(Data listing)
......
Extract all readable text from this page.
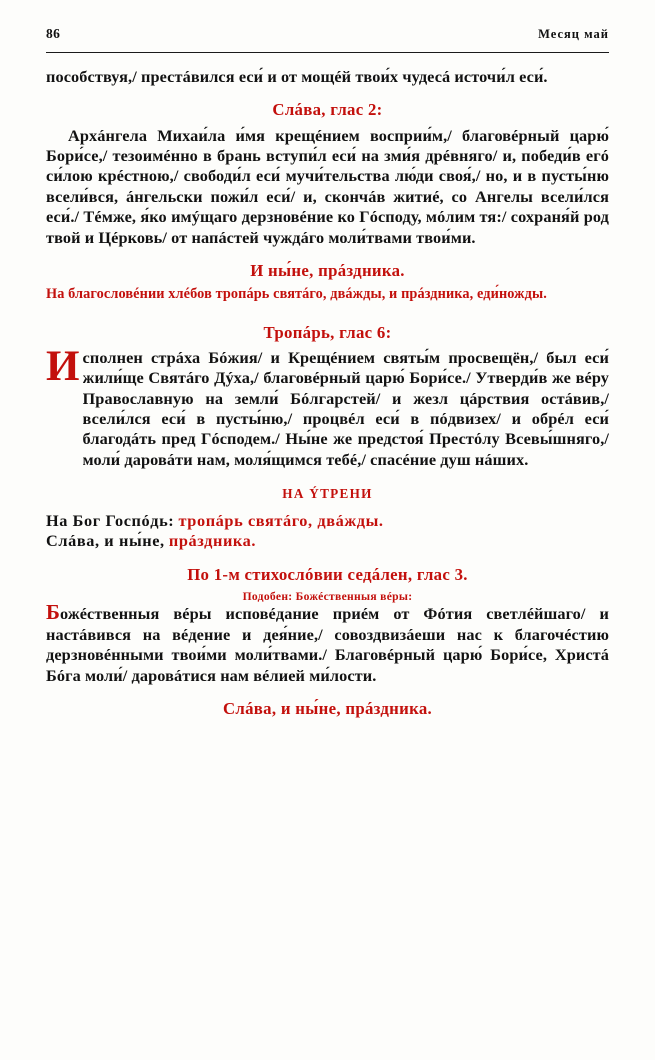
86	Месяц май

пособствуя,/ престáвился еси́ и от мощéй твои́х чудесá источи́л еси́.

Слáва, глас 2:

Архáнгела Михаи́ла и́мя крещéнием восприи́м,/ благовéрный царю́ Бори́се,/ тезоимéнно в брань вступи́л еси́ на зми́я дрéвняго/ и, победи́в егó си́лою крéстною,/ свободи́л еси́ мучи́тельства лю́ди своя́,/ но, и в пусты́ню всели́вся, áнгельски пожи́л еси́/ и, скончáв житиé, со Ангелы всели́лся еси́./ Тéмже, я́ко имýщаго дерзновéние ко Гóсподу, мóлим тя:/ сохраня́й род твой и Цéрковь/ от напáстей чуждáго моли́твами твои́ми.

И ны́не, прáздника.

На благословéнии хлéбов тропáрь святáго, двáжды, и прáздника, еди́ножды.

Тропáрь, глас 6:
И сполнен стрáха Бóжия/ и Крещéнием святы́м просвещён,/ был еси́ жили́ще Святáго Дýха,/ благовéрный царю́ Бори́се./ Утверди́в же вéру Православную на земли́ Бóлгарстей/ и жезл цáрствия остáвив,/ всели́лся еси́ в пусты́ню,/ процвéл еси́ в пóдвизех/ и обрéл еси́ благодáть пред Гóсподем./ Ны́не же предстоя́ Престóлу Всевы́шняго,/ моли́ даровáти нам, моля́щимся тебé,/ спасéние душ нáших.

НА ÝТРЕНИ

На Бог Госпóдь: тропáрь святáго, двáжды.
Слáва, и ны́не, прáздника.

По 1-м стихослóвии седáлен, глас 3.
Подобен: Божéственныя вéры:

Божéственныя вéры исповéдание приéм от Фóтия светлéйшаго/ и настáвився на вéдение и дея́ние,/ совоздвизáеши нас к благочéстию дерзновéнными твои́ми моли́твами./ Благовéрный царю́ Бори́се, Христá Бóга моли́/ даровáтися нам вéлией ми́лости.

Слáва, и ны́не, прáздника.
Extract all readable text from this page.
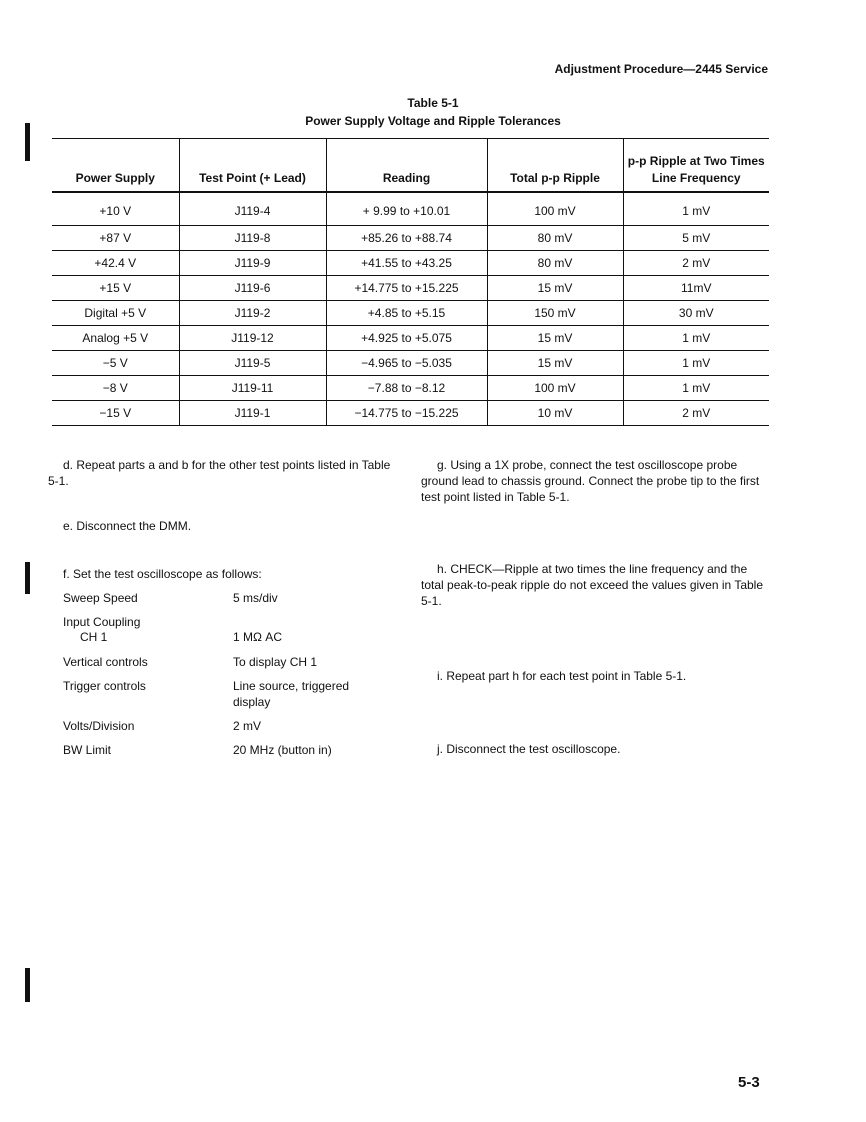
Adjustment Procedure—2445 Service
Table 5-1
Power Supply Voltage and Ripple Tolerances
Power Supply	Test Point (+ Lead)	Reading	Total p-p Ripple	p-p Ripple at Two Times Line Frequency
+10 V	J119-4	+ 9.99 to +10.01	100 mV	1 mV
+87 V	J119-8	+85.26 to +88.74	80 mV	5 mV
+42.4 V	J119-9	+41.55 to +43.25	80 mV	2 mV
+15 V	J119-6	+14.775 to +15.225	15 mV	11mV
Digital +5 V	J119-2	+4.85 to +5.15	150 mV	30 mV
Analog +5 V	J119-12	+4.925 to +5.075	15 mV	1 mV
−5 V	J119-5	−4.965 to −5.035	15 mV	1 mV
−8 V	J119-11	−7.88 to −8.12	100 mV	1 mV
−15 V	J119-1	−14.775 to −15.225	10 mV	2 mV
d. Repeat parts a and b for the other test points listed in Table 5-1.
e. Disconnect the DMM.
f. Set the test oscilloscope as follows:
Sweep Speed	5 ms/div
Input Coupling
CH 1	1 MΩ AC
Vertical controls	To display CH 1
Trigger controls	Line source, triggered display
Volts/Division	2 mV
BW Limit	20 MHz (button in)
g. Using a 1X probe, connect the test oscilloscope probe ground lead to chassis ground. Connect the probe tip to the first test point listed in Table 5-1.
h. CHECK—Ripple at two times the line frequency and the total peak-to-peak ripple do not exceed the values given in Table 5-1.
i. Repeat part h for each test point in Table 5-1.
j. Disconnect the test oscilloscope.
5-3
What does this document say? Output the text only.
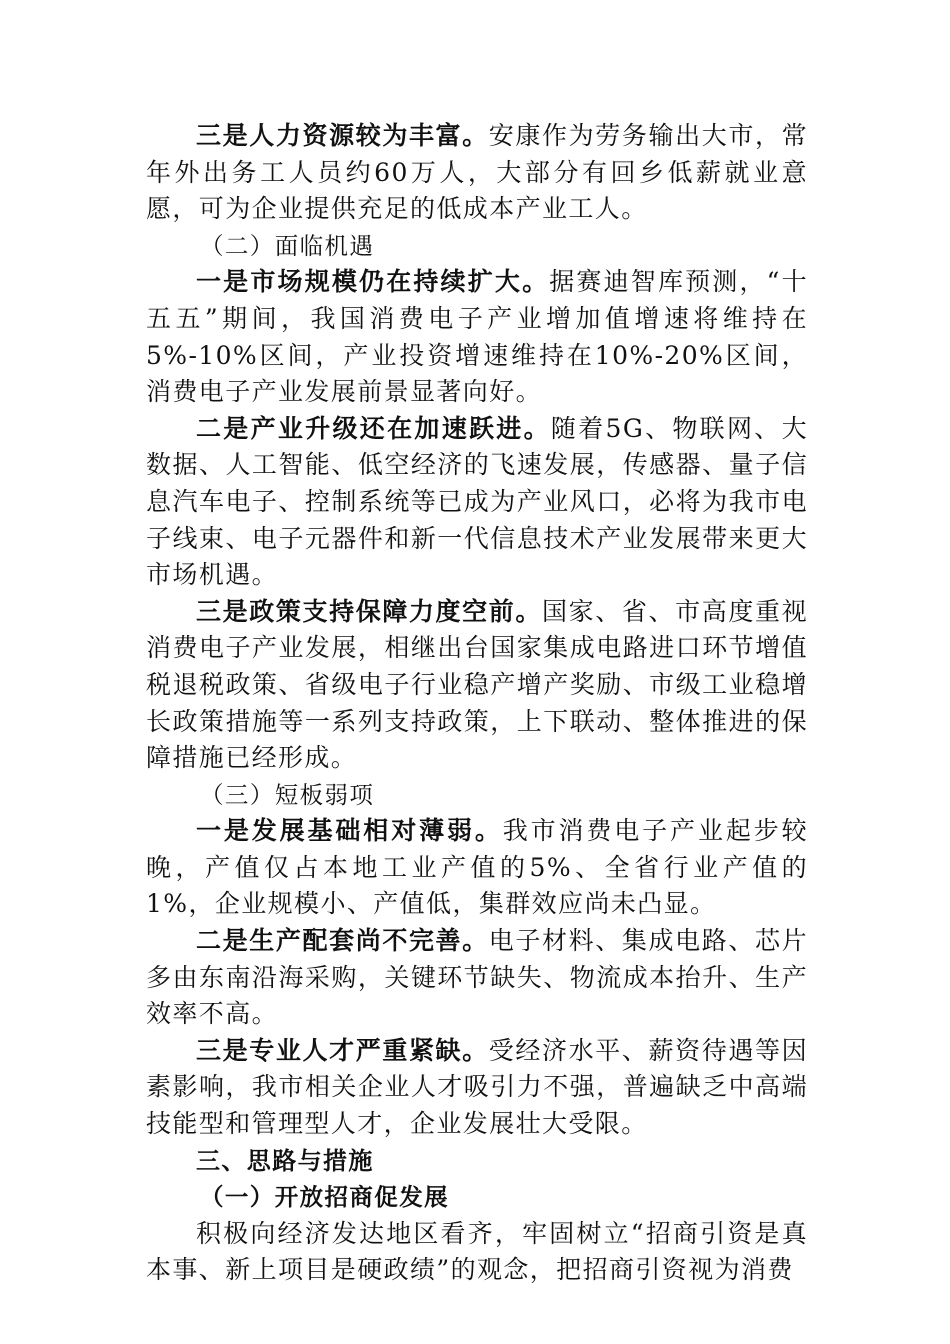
三是人力资源较为丰富。安康作为劳务输出大市，常年外出务工人员约60万人，大部分有回乡低薪就业意愿，可为企业提供充足的低成本产业工人。

（二）面临机遇

一是市场规模仍在持续扩大。据赛迪智库预测，“十五五”期间，我国消费电子产业增加值增速将维持在5%-10%区间，产业投资增速维持在10%-20%区间，消费电子产业发展前景显著向好。

二是产业升级还在加速跃进。随着5G、物联网、大数据、人工智能、低空经济的飞速发展，传感器、量子信息汽车电子、控制系统等已成为产业风口，必将为我市电子线束、电子元器件和新一代信息技术产业发展带来更大市场机遇。

三是政策支持保障力度空前。国家、省、市高度重视消费电子产业发展，相继出台国家集成电路进口环节增值税退税政策、省级电子行业稳产增产奖励、市级工业稳增长政策措施等一系列支持政策，上下联动、整体推进的保障措施已经形成。

（三）短板弱项

一是发展基础相对薄弱。我市消费电子产业起步较晚，产值仅占本地工业产值的5%、全省行业产值的1%，企业规模小、产值低，集群效应尚未凸显。

二是生产配套尚不完善。电子材料、集成电路、芯片多由东南沿海采购，关键环节缺失、物流成本抬升、生产效率不高。

三是专业人才严重紧缺。受经济水平、薪资待遇等因素影响，我市相关企业人才吸引力不强，普遍缺乏中高端技能型和管理型人才，企业发展壮大受限。

三、思路与措施

（一）开放招商促发展

积极向经济发达地区看齐，牢固树立“招商引资是真本事、新上项目是硬政绩”的观念，把招商引资视为消费
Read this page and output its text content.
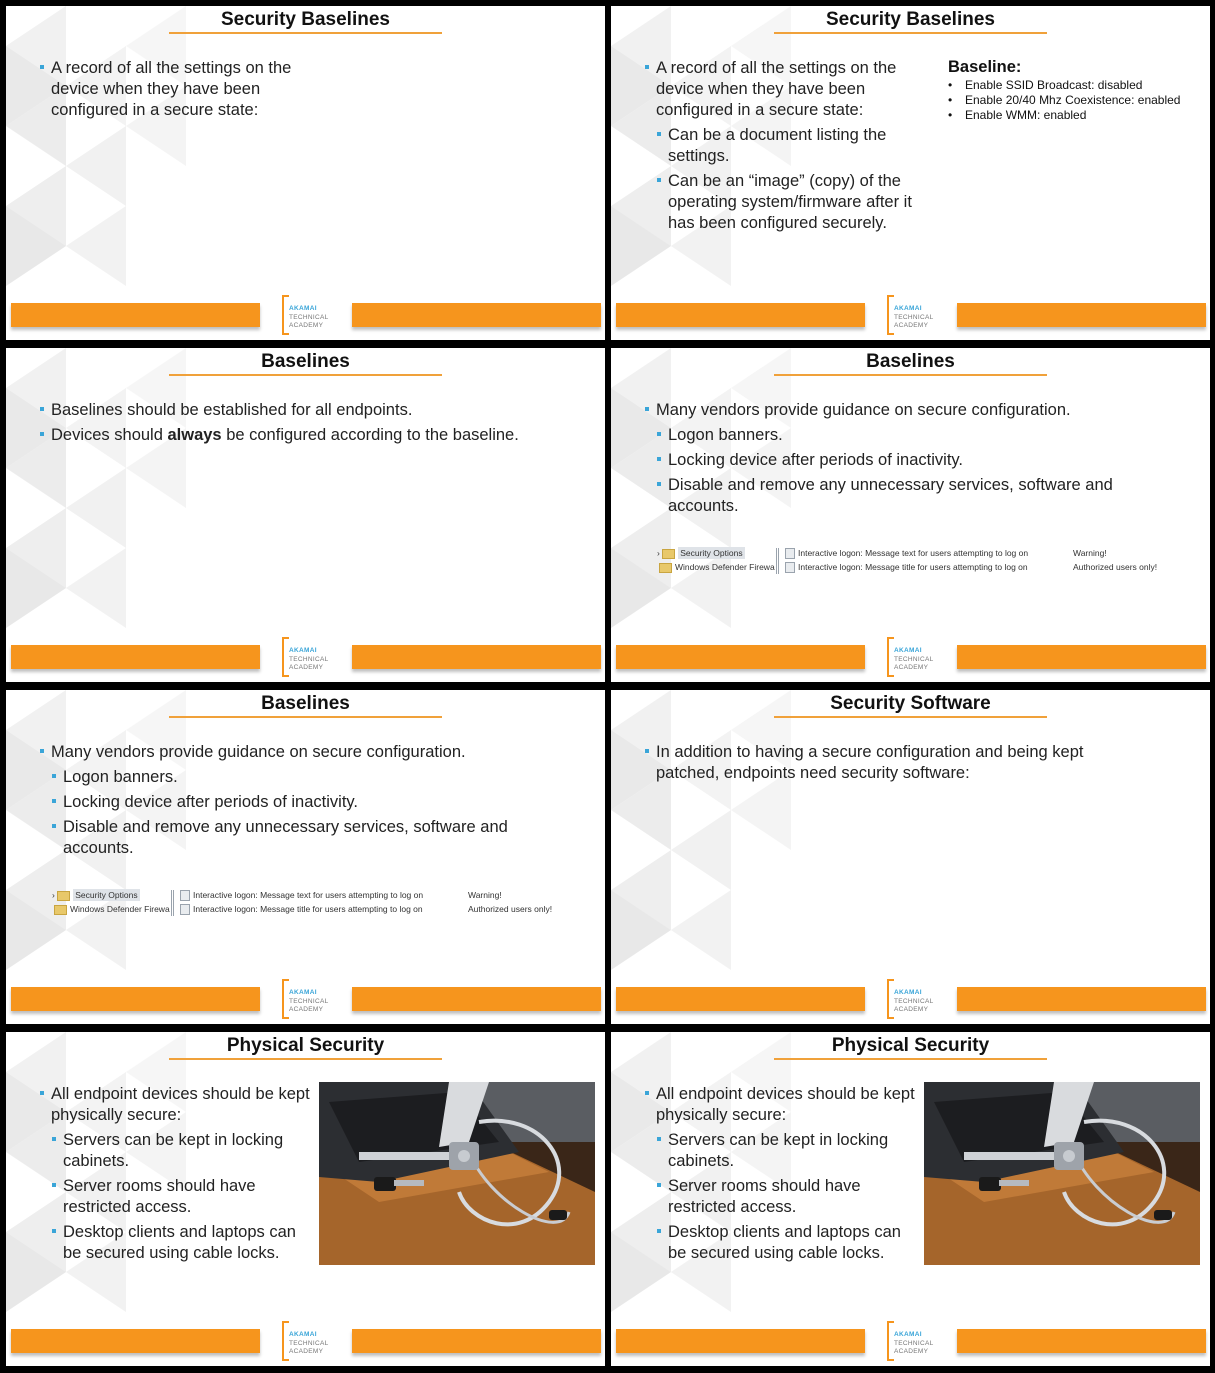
Security Baselines
A record of all the settings on the device when they have been configured in a secure state:
AKAMAI
TECHNICAL
ACADEMY
Security Baselines
A record of all the settings on the device when they have been configured in a secure state:
Can be a document listing the settings.
Can be an “image” (copy) of the operating system/firmware after it has been configured securely.
Baseline:
• Enable SSID Broadcast: disabled
• Enable 20/40 Mhz Coexistence: enabled
• Enable WMM: enabled
AKAMAI
TECHNICAL
ACADEMY
Baselines
Baselines should be established for all endpoints.
Devices should always be configured according to the baseline.
AKAMAI
TECHNICAL
ACADEMY
Baselines
Many vendors provide guidance on secure configuration.
Logon banners.
Locking device after periods of inactivity.
Disable and remove any unnecessary services, software and accounts.
› Security Options
Windows Defender Firewa
Interactive logon: Message text for users attempting to log on
Interactive logon: Message title for users attempting to log on
Warning!
Authorized users only!
AKAMAI
TECHNICAL
ACADEMY
Baselines
Many vendors provide guidance on secure configuration.
Logon banners.
Locking device after periods of inactivity.
Disable and remove any unnecessary services, software and accounts.
› Security Options
Windows Defender Firewa
Interactive logon: Message text for users attempting to log on
Interactive logon: Message title for users attempting to log on
Warning!
Authorized users only!
AKAMAI
TECHNICAL
ACADEMY
Security Software
In addition to having a secure configuration and being kept patched, endpoints need security software:
AKAMAI
TECHNICAL
ACADEMY
Physical Security
All endpoint devices should be kept physically secure:
Servers can be kept in locking cabinets.
Server rooms should have restricted access.
Desktop clients and laptops can be secured using cable locks.
AKAMAI
TECHNICAL
ACADEMY
Physical Security
All endpoint devices should be kept physically secure:
Servers can be kept in locking cabinets.
Server rooms should have restricted access.
Desktop clients and laptops can be secured using cable locks.
AKAMAI
TECHNICAL
ACADEMY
......
Retype the whole listing exactly and leave the pictures out.

Extract all readable text from this page.
86	Месяц май

пособствуя,/ престáвился еси́ и от мощéй твои́х чудесá источи́л еси́.

Слáва, глас 2:

Архáнгела Михаи́ла и́мя крещéнием восприи́м,/ благовéрный царю́ Бори́се,/ тезоимéнно в брань вступи́л еси́ на зми́я дрéвняго/ и, победи́в егó си́лою крéстною,/ свободи́л еси́ мучи́тельства лю́ди своя́,/ но, и в пусты́ню всели́вся, áнгельски пожи́л еси́/ и, скончáв житиé, со Ангелы всели́лся еси́./ Тéмже, я́ко имýщаго дерзновéние ко Гóсподу, мóлим тя:/ сохраня́й род твой и Цéрковь/ от напáстей чуждáго моли́твами твои́ми.

И ны́не, прáздника.

На благословéнии хлéбов тропáрь святáго, двáжды, и прáздника, еди́ножды.

Тропáрь, глас 6:
И сполнен стрáха Бóжия/ и Крещéнием святы́м просвещён,/ был еси́ жили́ще Святáго Дýха,/ благовéрный царю́ Бори́се./ Утверди́в же вéру Православную на земли́ Бóлгарстей/ и жезл цáрствия остáвив,/ всели́лся еси́ в пусты́ню,/ процвéл еси́ в пóдвизех/ и обрéл еси́ благодáть пред Гóсподем./ Ны́не же предстоя́ Престóлу Всевы́шняго,/ моли́ даровáти нам, моля́щимся тебé,/ спасéние душ нáших.

НА ÝТРЕНИ

На Бог Госпóдь: тропáрь святáго, двáжды.
Слáва, и ны́не, прáздника.

По 1-м стихослóвии седáлен, глас 3.
Подобен: Божéственныя вéры:

Божéственныя вéры исповéдание приéм от Фóтия светлéйшаго/ и настáвився на вéдение и дея́ние,/ совоздвизáеши нас к благочéстию дерзновéнными твои́ми моли́твами./ Благовéрный царю́ Бори́се, Христá Бóга моли́/ даровáтися нам вéлией ми́лости.

Слáва, и ны́не, прáздника.
Extract all readable text from this page.
Adjustment Procedure—2445 Service
Table 5-1
Power Supply Voltage and Ripple Tolerances
Power Supply	Test Point (+ Lead)	Reading	Total p-p Ripple	p-p Ripple at Two Times Line Frequency
+10 V	J119-4	+ 9.99 to +10.01	100 mV	1 mV
+87 V	J119-8	+85.26 to +88.74	80 mV	5 mV
+42.4 V	J119-9	+41.55 to +43.25	80 mV	2 mV
+15 V	J119-6	+14.775 to +15.225	15 mV	11mV
Digital +5 V	J119-2	+4.85 to +5.15	150 mV	30 mV
Analog +5 V	J119-12	+4.925 to +5.075	15 mV	1 mV
−5 V	J119-5	−4.965 to −5.035	15 mV	1 mV
−8 V	J119-11	−7.88 to −8.12	100 mV	1 mV
−15 V	J119-1	−14.775 to −15.225	10 mV	2 mV
d. Repeat parts a and b for the other test points listed in Table 5-1.
e. Disconnect the DMM.
f. Set the test oscilloscope as follows:
Sweep Speed	5 ms/div
Input Coupling
CH 1	1 MΩ AC
Vertical controls	To display CH 1
Trigger controls	Line source, triggered display
Volts/Division	2 mV
BW Limit	20 MHz (button in)
g. Using a 1X probe, connect the test oscilloscope probe ground lead to chassis ground. Connect the probe tip to the first test point listed in Table 5-1.
h. CHECK—Ripple at two times the line frequency and the total peak-to-peak ripple do not exceed the values given in Table 5-1.
i. Repeat part h for each test point in Table 5-1.
j. Disconnect the test oscilloscope.
5-3
What does this document say? Output the text only.
三是人力资源较为丰富。安康作为劳务输出大市，常年外出务工人员约60万人，大部分有回乡低薪就业意愿，可为企业提供充足的低成本产业工人。

（二）面临机遇

一是市场规模仍在持续扩大。据赛迪智库预测，“十五五”期间，我国消费电子产业增加值增速将维持在5%-10%区间，产业投资增速维持在10%-20%区间，消费电子产业发展前景显著向好。

二是产业升级还在加速跃进。随着5G、物联网、大数据、人工智能、低空经济的飞速发展，传感器、量子信息汽车电子、控制系统等已成为产业风口，必将为我市电子线束、电子元器件和新一代信息技术产业发展带来更大市场机遇。

三是政策支持保障力度空前。国家、省、市高度重视消费电子产业发展，相继出台国家集成电路进口环节增值税退税政策、省级电子行业稳产增产奖励、市级工业稳增长政策措施等一系列支持政策，上下联动、整体推进的保障措施已经形成。

（三）短板弱项

一是发展基础相对薄弱。我市消费电子产业起步较晚，产值仅占本地工业产值的5%、全省行业产值的1%，企业规模小、产值低，集群效应尚未凸显。

二是生产配套尚不完善。电子材料、集成电路、芯片多由东南沿海采购，关键环节缺失、物流成本抬升、生产效率不高。

三是专业人才严重紧缺。受经济水平、薪资待遇等因素影响，我市相关企业人才吸引力不强，普遍缺乏中高端技能型和管理型人才，企业发展壮大受限。

三、思路与措施

（一）开放招商促发展

积极向经济发达地区看齐，牢固树立“招商引资是真本事、新上项目是硬政绩”的观念，把招商引资视为消费
Read this page and output its text content.
Security Baselines
A record of all the settings on the device when they have been configured in a secure state:
AKAMAI
TECHNICAL
ACADEMY
Security Baselines
A record of all the settings on the device when they have been configured in a secure state:
Can be a document listing the settings.
Can be an “image” (copy) of the operating system/firmware after it has been configured securely.
Baseline:
• Enable SSID Broadcast: disabled
• Enable 20/40 Mhz Coexistence: enabled
• Enable WMM: enabled
AKAMAI
TECHNICAL
ACADEMY
Baselines
Baselines should be established for all endpoints.
Devices should always be configured according to the baseline.
AKAMAI
TECHNICAL
ACADEMY
Baselines
Many vendors provide guidance on secure configuration.
Logon banners.
Locking device after periods of inactivity.
Disable and remove any unnecessary services, software and accounts.
› Security Options
Windows Defender Firewa
Interactive logon: Message text for users attempting to log on
Interactive logon: Message title for users attempting to log on
Warning!
Authorized users only!
AKAMAI
TECHNICAL
ACADEMY
Baselines
Many vendors provide guidance on secure configuration.
Logon banners.
Locking device after periods of inactivity.
Disable and remove any unnecessary services, software and accounts.
› Security Options
Windows Defender Firewa
Interactive logon: Message text for users attempting to log on
Interactive logon: Message title for users attempting to log on
Warning!
Authorized users only!
AKAMAI
TECHNICAL
ACADEMY
Security Software
In addition to having a secure configuration and being kept patched, endpoints need security software:
AKAMAI
TECHNICAL
ACADEMY
Physical Security
All endpoint devices should be kept physically secure:
Servers can be kept in locking cabinets.
Server rooms should have restricted access.
Desktop clients and laptops can be secured using cable locks.
AKAMAI
TECHNICAL
ACADEMY
Physical Security
All endpoint devices should be kept physically secure:
Servers can be kept in locking cabinets.
Server rooms should have restricted access.
Desktop clients and laptops can be secured using cable locks.
AKAMAI
TECHNICAL
ACADEMY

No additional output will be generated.